■ What to do
Reproduce all lines of the listing below in which the word "various" occurs.

┄┄┄┄┄┄┄┄┄┄

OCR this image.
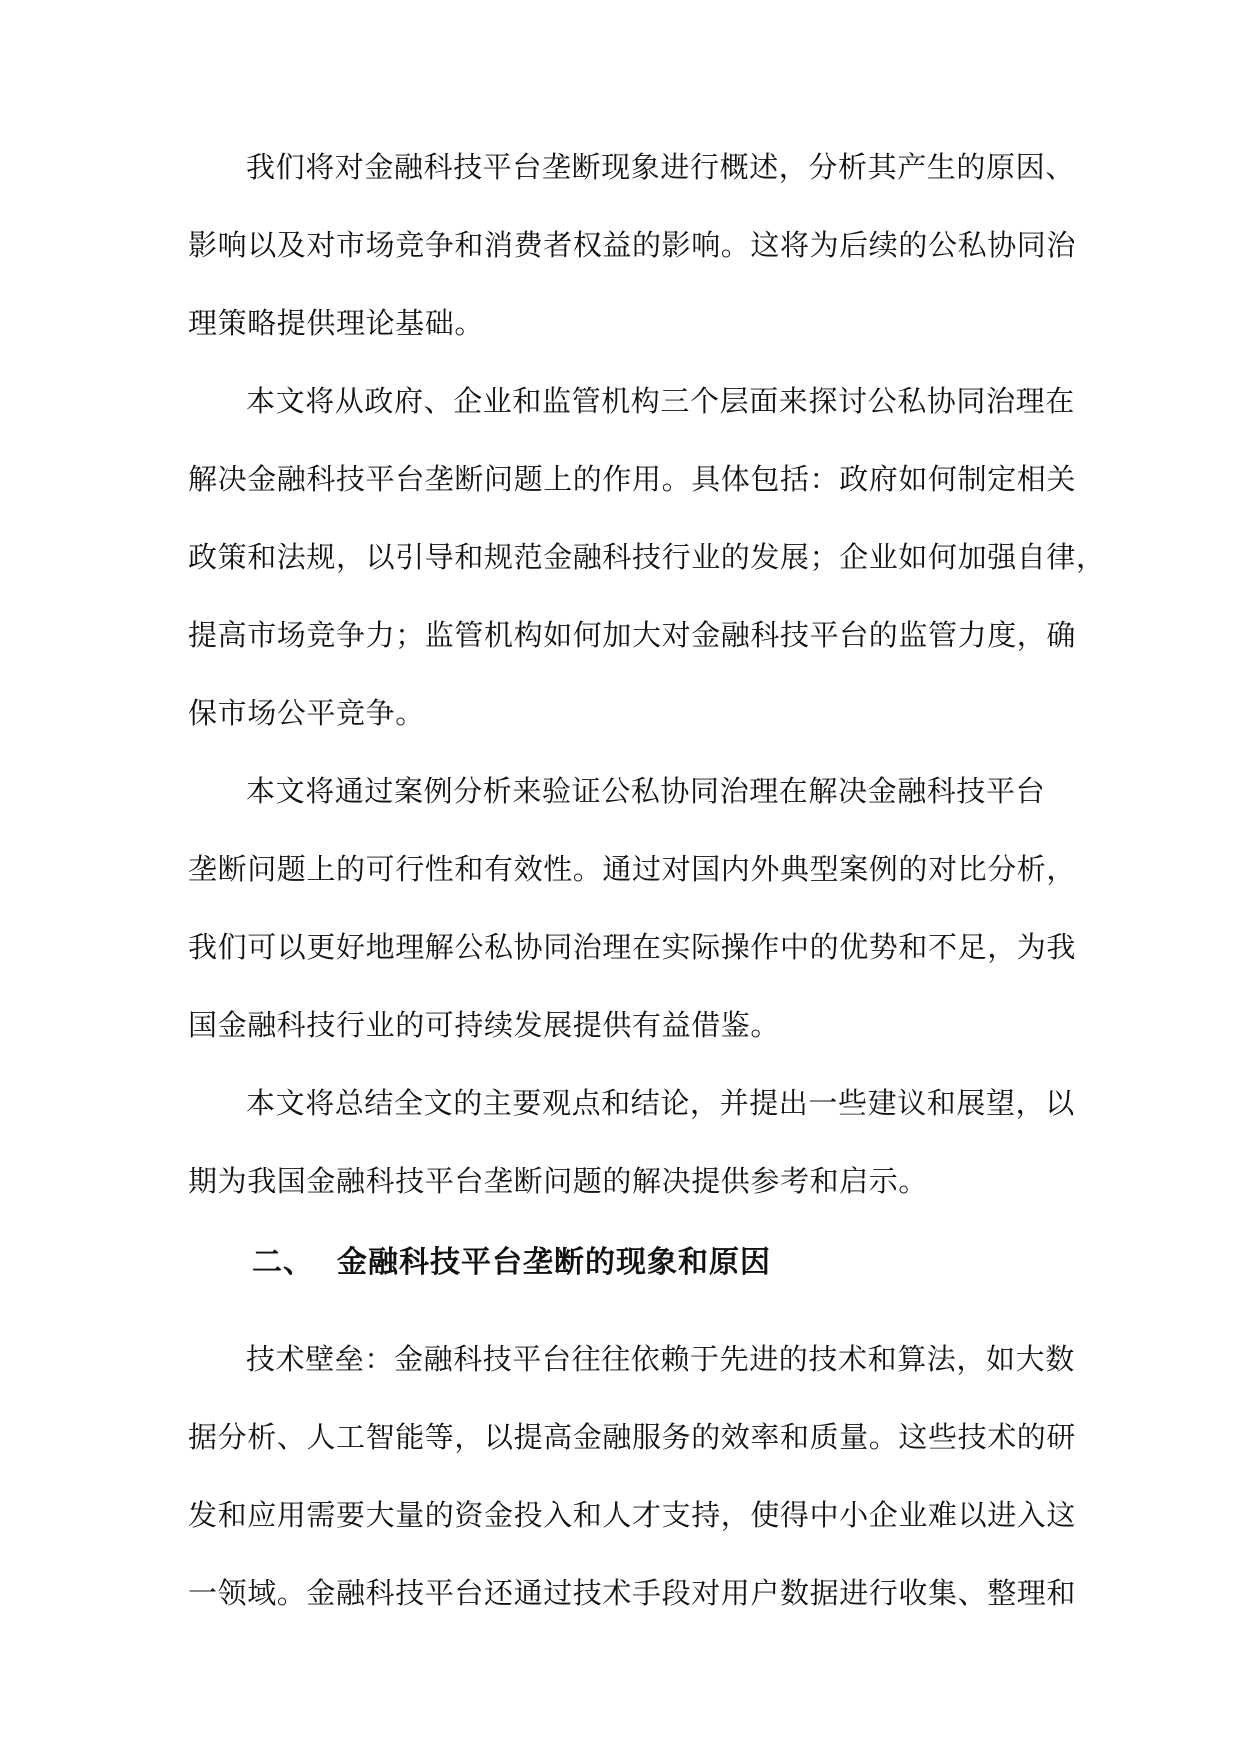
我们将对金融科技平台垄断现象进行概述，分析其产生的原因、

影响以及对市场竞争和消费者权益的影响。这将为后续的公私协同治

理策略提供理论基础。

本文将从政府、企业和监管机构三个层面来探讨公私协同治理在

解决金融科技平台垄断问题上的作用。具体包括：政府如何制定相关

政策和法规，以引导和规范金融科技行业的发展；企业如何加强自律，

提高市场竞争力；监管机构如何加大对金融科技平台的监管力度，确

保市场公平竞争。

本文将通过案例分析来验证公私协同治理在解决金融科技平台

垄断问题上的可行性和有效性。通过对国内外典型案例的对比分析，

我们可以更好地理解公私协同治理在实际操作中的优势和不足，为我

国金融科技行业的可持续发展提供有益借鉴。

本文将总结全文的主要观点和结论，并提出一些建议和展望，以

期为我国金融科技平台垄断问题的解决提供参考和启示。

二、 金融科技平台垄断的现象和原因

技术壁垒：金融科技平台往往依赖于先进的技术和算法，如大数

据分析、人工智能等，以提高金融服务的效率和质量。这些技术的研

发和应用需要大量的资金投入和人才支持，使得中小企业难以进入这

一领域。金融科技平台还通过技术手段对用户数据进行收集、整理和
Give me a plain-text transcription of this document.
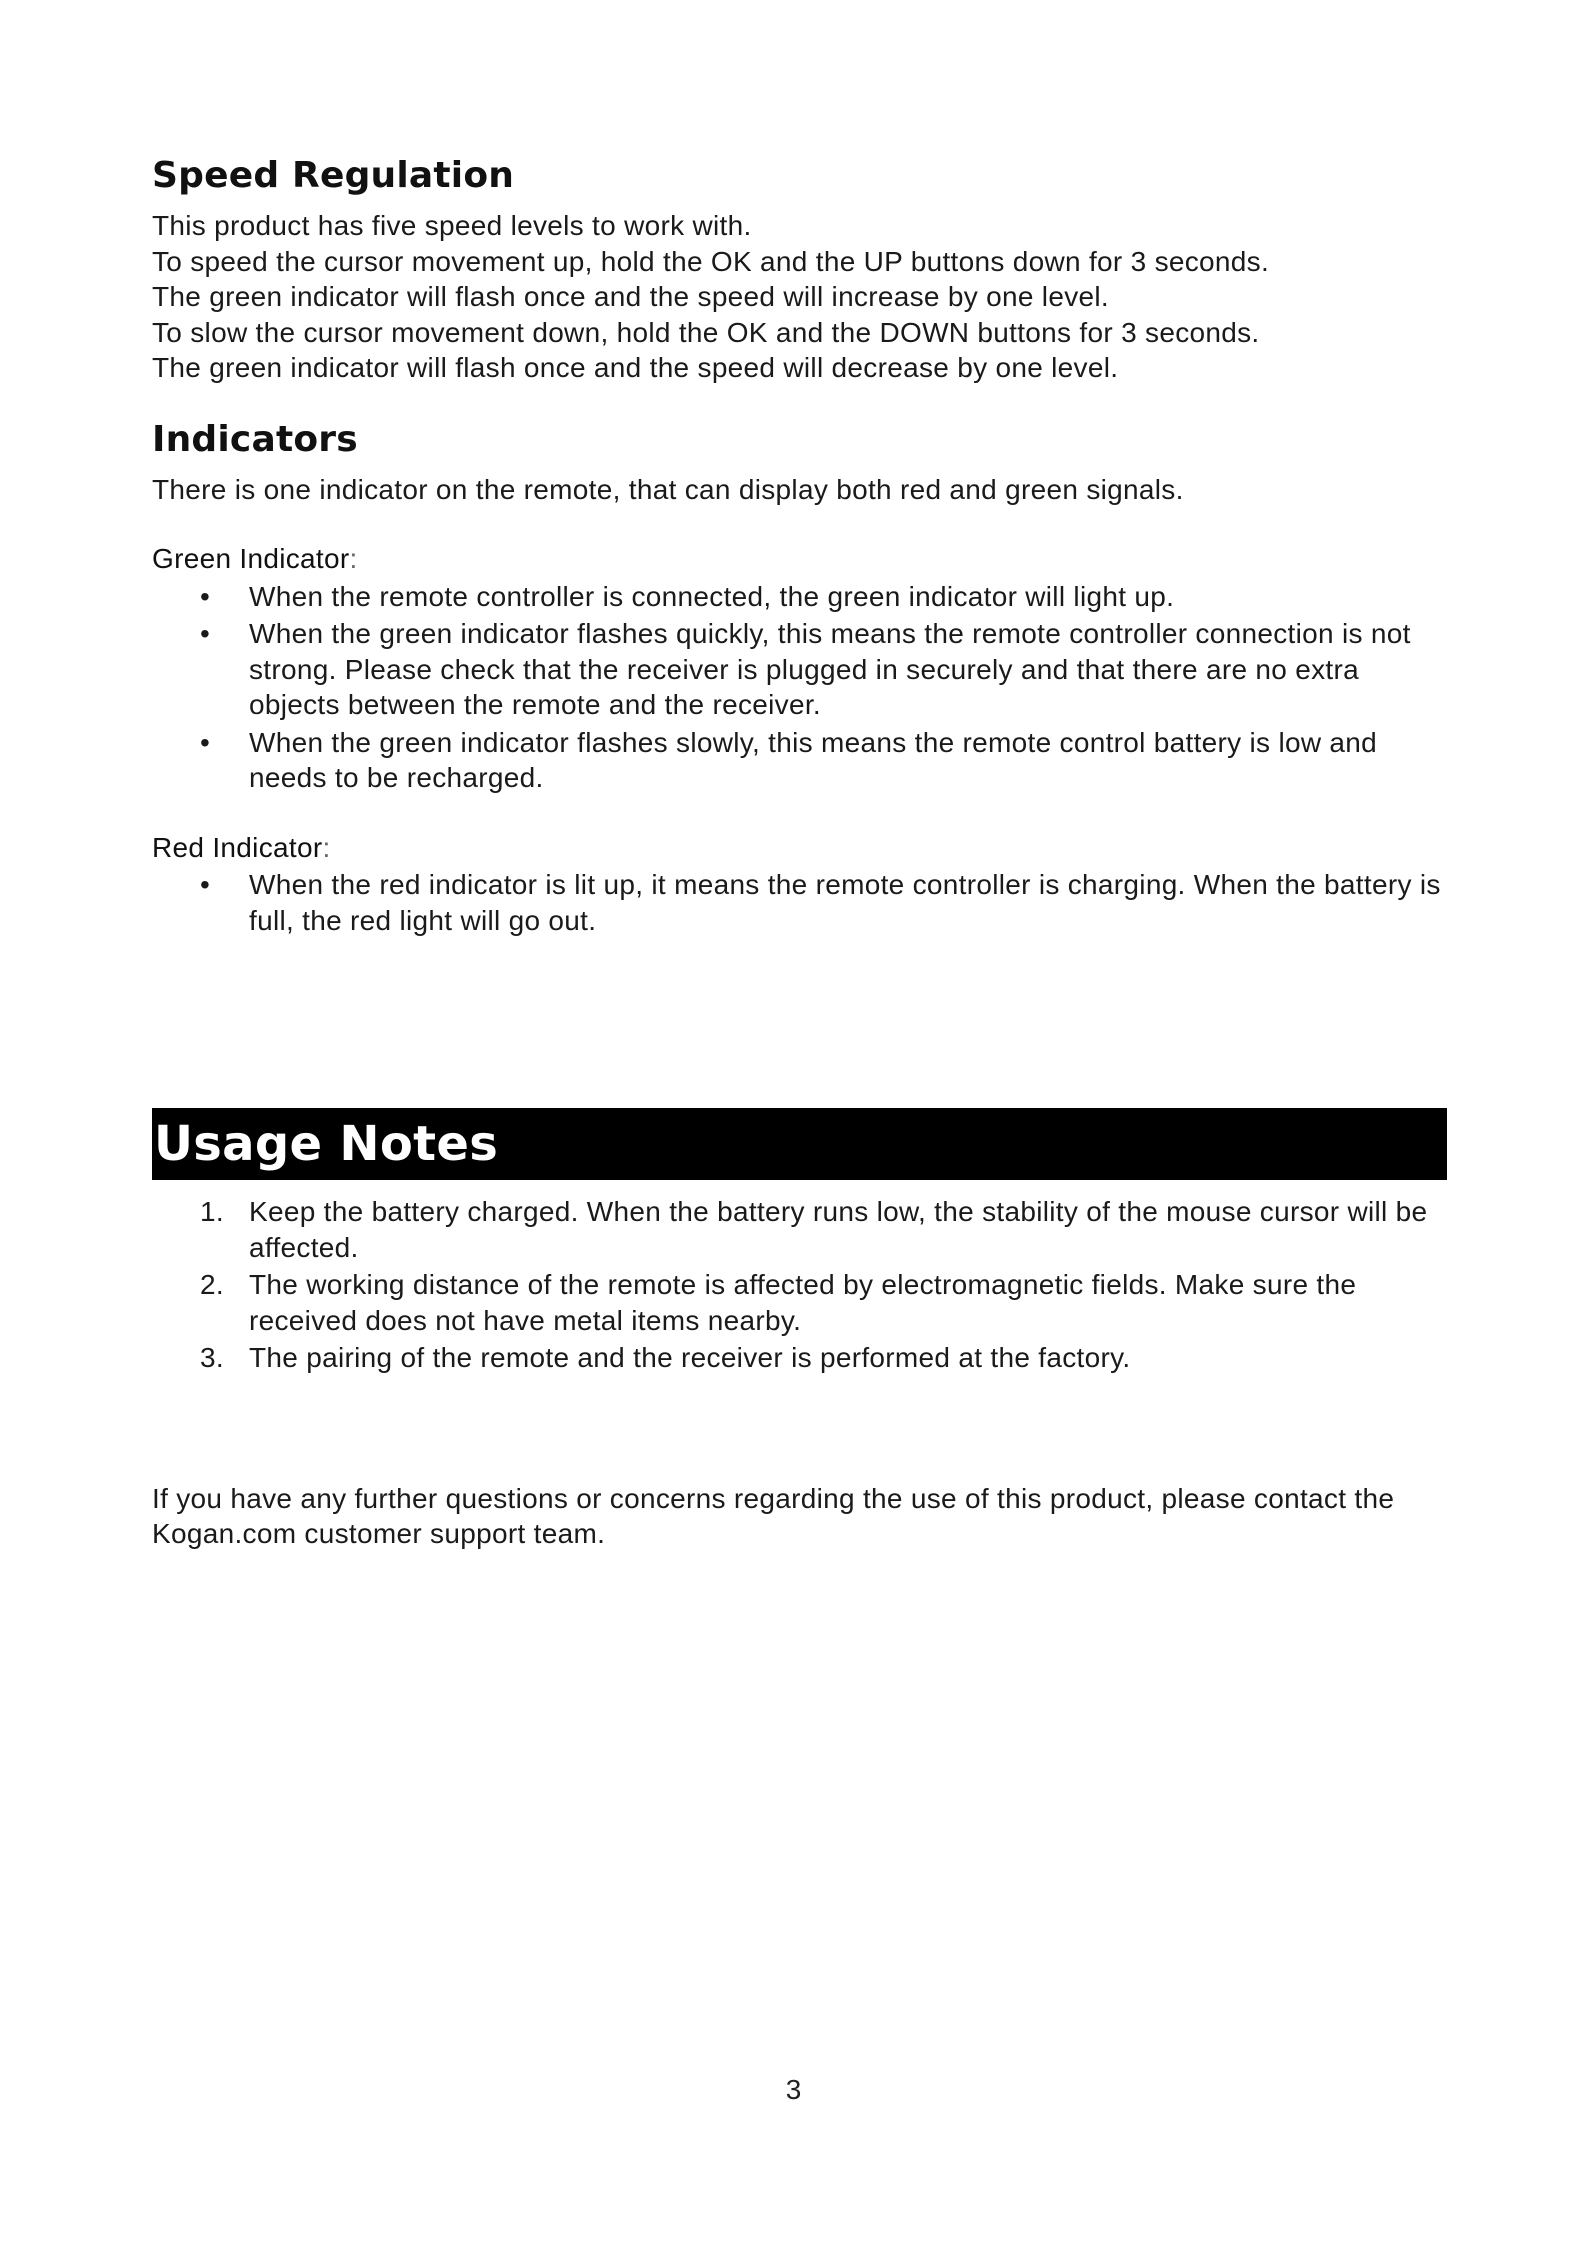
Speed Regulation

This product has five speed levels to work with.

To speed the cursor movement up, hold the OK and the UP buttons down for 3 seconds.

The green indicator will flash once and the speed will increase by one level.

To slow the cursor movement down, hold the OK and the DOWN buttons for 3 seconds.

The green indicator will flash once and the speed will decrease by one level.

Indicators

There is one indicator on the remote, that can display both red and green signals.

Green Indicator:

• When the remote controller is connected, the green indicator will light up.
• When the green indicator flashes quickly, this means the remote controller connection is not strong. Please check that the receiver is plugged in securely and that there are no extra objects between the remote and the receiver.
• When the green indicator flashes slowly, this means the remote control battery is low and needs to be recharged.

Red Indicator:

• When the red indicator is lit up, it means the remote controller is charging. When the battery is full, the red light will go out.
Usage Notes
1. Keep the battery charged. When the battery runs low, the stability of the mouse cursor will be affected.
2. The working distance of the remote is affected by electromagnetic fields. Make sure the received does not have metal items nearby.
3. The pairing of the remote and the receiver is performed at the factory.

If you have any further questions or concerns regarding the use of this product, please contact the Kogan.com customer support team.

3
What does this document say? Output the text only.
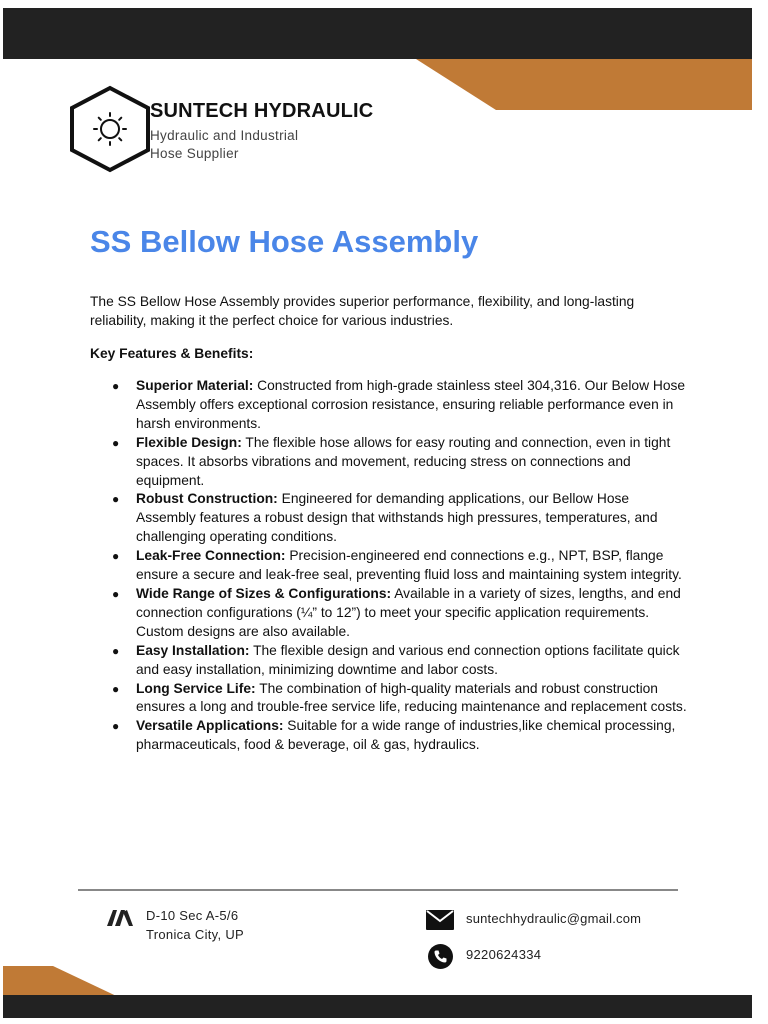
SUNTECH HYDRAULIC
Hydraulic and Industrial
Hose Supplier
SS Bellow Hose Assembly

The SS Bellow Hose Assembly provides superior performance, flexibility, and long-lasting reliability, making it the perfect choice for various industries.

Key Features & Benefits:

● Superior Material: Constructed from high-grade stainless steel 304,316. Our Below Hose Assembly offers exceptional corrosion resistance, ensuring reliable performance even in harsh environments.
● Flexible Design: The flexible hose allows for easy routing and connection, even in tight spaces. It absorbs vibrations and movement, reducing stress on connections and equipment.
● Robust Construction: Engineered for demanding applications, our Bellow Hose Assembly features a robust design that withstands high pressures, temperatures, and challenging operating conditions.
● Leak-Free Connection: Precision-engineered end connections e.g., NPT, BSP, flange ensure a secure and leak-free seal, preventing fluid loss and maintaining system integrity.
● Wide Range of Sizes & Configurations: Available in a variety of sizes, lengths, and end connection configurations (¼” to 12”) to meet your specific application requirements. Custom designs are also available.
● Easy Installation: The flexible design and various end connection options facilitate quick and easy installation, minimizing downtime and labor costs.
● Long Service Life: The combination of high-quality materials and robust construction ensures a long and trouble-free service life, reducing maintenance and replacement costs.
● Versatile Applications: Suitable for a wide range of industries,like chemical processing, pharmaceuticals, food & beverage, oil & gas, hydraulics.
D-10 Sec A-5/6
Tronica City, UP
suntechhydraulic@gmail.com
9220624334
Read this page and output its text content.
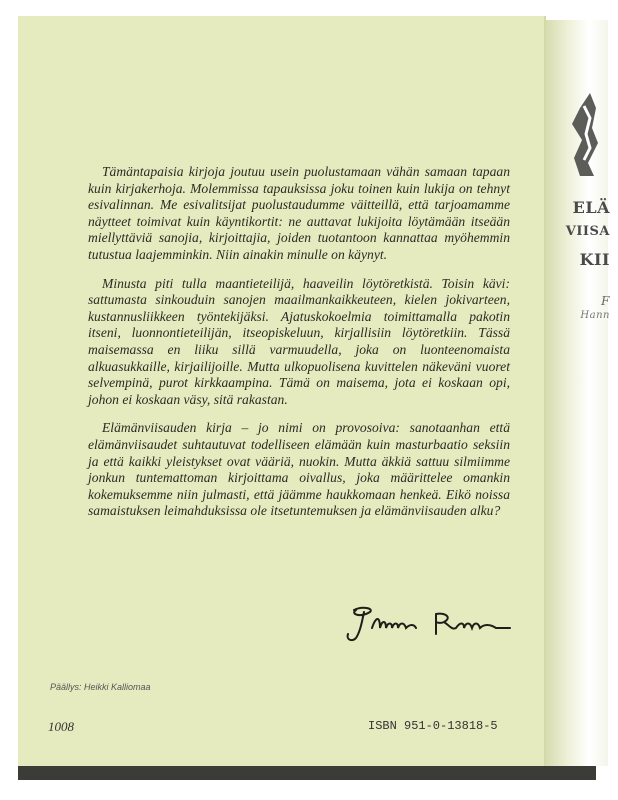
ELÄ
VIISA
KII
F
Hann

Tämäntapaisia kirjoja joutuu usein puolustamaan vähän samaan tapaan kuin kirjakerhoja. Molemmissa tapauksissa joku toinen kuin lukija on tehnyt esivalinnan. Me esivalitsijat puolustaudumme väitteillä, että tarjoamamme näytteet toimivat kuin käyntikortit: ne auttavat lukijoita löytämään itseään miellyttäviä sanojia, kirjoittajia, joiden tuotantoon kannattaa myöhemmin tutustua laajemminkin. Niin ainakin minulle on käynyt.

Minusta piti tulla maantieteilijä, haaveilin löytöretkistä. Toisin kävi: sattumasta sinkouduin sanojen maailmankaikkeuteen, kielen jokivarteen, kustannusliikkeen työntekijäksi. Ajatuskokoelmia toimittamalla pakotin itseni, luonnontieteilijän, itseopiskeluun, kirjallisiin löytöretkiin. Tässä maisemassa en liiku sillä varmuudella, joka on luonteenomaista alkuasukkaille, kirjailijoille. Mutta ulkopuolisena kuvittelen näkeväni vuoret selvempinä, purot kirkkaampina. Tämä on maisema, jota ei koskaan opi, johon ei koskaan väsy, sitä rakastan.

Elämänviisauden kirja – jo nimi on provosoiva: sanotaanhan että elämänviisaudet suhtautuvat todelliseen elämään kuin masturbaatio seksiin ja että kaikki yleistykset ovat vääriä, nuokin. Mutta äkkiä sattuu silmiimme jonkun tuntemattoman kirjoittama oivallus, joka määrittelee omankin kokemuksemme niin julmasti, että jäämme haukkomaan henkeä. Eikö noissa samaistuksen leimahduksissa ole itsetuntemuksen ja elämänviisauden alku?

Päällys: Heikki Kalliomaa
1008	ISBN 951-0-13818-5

┄┄┄┄┄┄┄┄┄┄

■ Solved problem
The SS Bellow Hose Assembly provides superior performance, flexibility, and long-lasting reliability, making it the perfect choice for various industries.
● Easy Installation: The flexible design and various end connection options facilitate quick and easy installation, minimizing downtime and labor costs.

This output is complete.